** Given problem **
Quote every entry word for word.

** Information shown **
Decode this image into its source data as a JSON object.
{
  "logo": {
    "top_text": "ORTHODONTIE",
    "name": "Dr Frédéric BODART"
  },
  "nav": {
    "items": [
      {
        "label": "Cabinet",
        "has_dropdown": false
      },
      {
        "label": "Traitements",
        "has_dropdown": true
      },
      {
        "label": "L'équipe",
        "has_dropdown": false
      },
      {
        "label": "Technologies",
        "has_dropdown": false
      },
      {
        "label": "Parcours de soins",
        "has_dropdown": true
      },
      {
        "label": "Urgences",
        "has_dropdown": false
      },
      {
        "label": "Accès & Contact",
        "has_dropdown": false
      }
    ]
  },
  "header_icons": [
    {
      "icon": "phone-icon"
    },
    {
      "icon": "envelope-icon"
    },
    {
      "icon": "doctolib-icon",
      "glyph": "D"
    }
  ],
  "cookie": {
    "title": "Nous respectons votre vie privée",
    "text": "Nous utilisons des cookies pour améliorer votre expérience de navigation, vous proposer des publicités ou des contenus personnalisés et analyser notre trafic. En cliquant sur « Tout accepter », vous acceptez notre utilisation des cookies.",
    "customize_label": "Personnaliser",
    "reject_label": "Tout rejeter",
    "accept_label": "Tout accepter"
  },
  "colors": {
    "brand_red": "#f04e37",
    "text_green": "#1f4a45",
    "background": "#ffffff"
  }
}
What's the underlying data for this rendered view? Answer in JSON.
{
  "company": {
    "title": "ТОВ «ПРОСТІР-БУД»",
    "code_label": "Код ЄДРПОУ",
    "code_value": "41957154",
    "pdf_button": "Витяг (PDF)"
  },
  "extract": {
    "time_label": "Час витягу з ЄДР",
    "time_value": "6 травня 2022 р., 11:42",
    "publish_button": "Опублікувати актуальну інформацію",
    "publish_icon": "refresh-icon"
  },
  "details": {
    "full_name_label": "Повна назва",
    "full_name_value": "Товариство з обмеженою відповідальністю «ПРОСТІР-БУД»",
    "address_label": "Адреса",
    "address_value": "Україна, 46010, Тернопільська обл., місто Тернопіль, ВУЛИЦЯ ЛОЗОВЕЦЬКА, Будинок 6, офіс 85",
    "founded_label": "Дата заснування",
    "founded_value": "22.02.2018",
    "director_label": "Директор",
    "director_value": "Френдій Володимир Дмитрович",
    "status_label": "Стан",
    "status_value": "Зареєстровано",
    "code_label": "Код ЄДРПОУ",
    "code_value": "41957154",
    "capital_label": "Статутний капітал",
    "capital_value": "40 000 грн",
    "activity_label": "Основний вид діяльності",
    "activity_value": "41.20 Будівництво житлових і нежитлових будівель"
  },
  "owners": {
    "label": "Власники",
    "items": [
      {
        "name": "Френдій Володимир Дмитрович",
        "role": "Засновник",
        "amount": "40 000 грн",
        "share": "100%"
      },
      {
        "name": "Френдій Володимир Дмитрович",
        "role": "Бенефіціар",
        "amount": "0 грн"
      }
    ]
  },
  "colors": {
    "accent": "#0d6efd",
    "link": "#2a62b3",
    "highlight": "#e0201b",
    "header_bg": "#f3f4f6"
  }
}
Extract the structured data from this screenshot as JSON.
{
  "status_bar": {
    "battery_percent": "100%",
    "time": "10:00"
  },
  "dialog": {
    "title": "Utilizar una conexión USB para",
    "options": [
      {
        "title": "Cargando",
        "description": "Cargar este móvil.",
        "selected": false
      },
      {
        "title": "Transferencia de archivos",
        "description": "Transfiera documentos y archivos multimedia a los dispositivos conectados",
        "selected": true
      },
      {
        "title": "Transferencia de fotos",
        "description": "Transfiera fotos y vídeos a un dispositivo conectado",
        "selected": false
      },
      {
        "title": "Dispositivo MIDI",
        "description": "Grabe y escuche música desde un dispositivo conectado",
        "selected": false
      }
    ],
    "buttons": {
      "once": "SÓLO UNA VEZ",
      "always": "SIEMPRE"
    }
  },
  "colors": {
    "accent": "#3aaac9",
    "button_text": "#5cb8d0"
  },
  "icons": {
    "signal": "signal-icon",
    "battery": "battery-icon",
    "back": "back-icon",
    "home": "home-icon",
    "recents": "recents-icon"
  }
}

** Full response **
Decode this image into its source data as a JSON object.
{
  "logo": {
    "top_text": "ORTHODONTIE",
    "name": "Dr Frédéric BODART"
  },
  "nav": {
    "items": [
      {
        "label": "Cabinet",
        "has_dropdown": false
      },
      {
        "label": "Traitements",
        "has_dropdown": true
      },
      {
        "label": "L'équipe",
        "has_dropdown": false
      },
      {
        "label": "Technologies",
        "has_dropdown": false
      },
      {
        "label": "Parcours de soins",
        "has_dropdown": true
      },
      {
        "label": "Urgences",
        "has_dropdown": false
      },
      {
        "label": "Accès & Contact",
        "has_dropdown": false
      }
    ]
  },
  "header_icons": [
    {
      "icon": "phone-icon"
    },
    {
      "icon": "envelope-icon"
    },
    {
      "icon": "doctolib-icon",
      "glyph": "D"
    }
  ],
  "cookie": {
    "title": "Nous respectons votre vie privée",
    "text": "Nous utilisons des cookies pour améliorer votre expérience de navigation, vous proposer des publicités ou des contenus personnalisés et analyser notre trafic. En cliquant sur « Tout accepter », vous acceptez notre utilisation des cookies.",
    "customize_label": "Personnaliser",
    "reject_label": "Tout rejeter",
    "accept_label": "Tout accepter"
  },
  "colors": {
    "brand_red": "#f04e37",
    "text_green": "#1f4a45",
    "background": "#ffffff"
  }
}
What's the underlying data for this rendered view? Answer in JSON.
{
  "company": {
    "title": "ТОВ «ПРОСТІР-БУД»",
    "code_label": "Код ЄДРПОУ",
    "code_value": "41957154",
    "pdf_button": "Витяг (PDF)"
  },
  "extract": {
    "time_label": "Час витягу з ЄДР",
    "time_value": "6 травня 2022 р., 11:42",
    "publish_button": "Опублікувати актуальну інформацію",
    "publish_icon": "refresh-icon"
  },
  "details": {
    "full_name_label": "Повна назва",
    "full_name_value": "Товариство з обмеженою відповідальністю «ПРОСТІР-БУД»",
    "address_label": "Адреса",
    "address_value": "Україна, 46010, Тернопільська обл., місто Тернопіль, ВУЛИЦЯ ЛОЗОВЕЦЬКА, Будинок 6, офіс 85",
    "founded_label": "Дата заснування",
    "founded_value": "22.02.2018",
    "director_label": "Директор",
    "director_value": "Френдій Володимир Дмитрович",
    "status_label": "Стан",
    "status_value": "Зареєстровано",
    "code_label": "Код ЄДРПОУ",
    "code_value": "41957154",
    "capital_label": "Статутний капітал",
    "capital_value": "40 000 грн",
    "activity_label": "Основний вид діяльності",
    "activity_value": "41.20 Будівництво житлових і нежитлових будівель"
  },
  "owners": {
    "label": "Власники",
    "items": [
      {
        "name": "Френдій Володимир Дмитрович",
        "role": "Засновник",
        "amount": "40 000 грн",
        "share": "100%"
      },
      {
        "name": "Френдій Володимир Дмитрович",
        "role": "Бенефіціар",
        "amount": "0 грн"
      }
    ]
  },
  "colors": {
    "accent": "#0d6efd",
    "link": "#2a62b3",
    "highlight": "#e0201b",
    "header_bg": "#f3f4f6"
  }
}
Extract the structured data from this screenshot as JSON.
{
  "status_bar": {
    "battery_percent": "100%",
    "time": "10:00"
  },
  "dialog": {
    "title": "Utilizar una conexión USB para",
    "options": [
      {
        "title": "Cargando",
        "description": "Cargar este móvil.",
        "selected": false
      },
      {
        "title": "Transferencia de archivos",
        "description": "Transfiera documentos y archivos multimedia a los dispositivos conectados",
        "selected": true
      },
      {
        "title": "Transferencia de fotos",
        "description": "Transfiera fotos y vídeos a un dispositivo conectado",
        "selected": false
      },
      {
        "title": "Dispositivo MIDI",
        "description": "Grabe y escuche música desde un dispositivo conectado",
        "selected": false
      }
    ],
    "buttons": {
      "once": "SÓLO UNA VEZ",
      "always": "SIEMPRE"
    }
  },
  "colors": {
    "accent": "#3aaac9",
    "button_text": "#5cb8d0"
  },
  "icons": {
    "signal": "signal-icon",
    "battery": "battery-icon",
    "back": "back-icon",
    "home": "home-icon",
    "recents": "recents-icon"
  }
}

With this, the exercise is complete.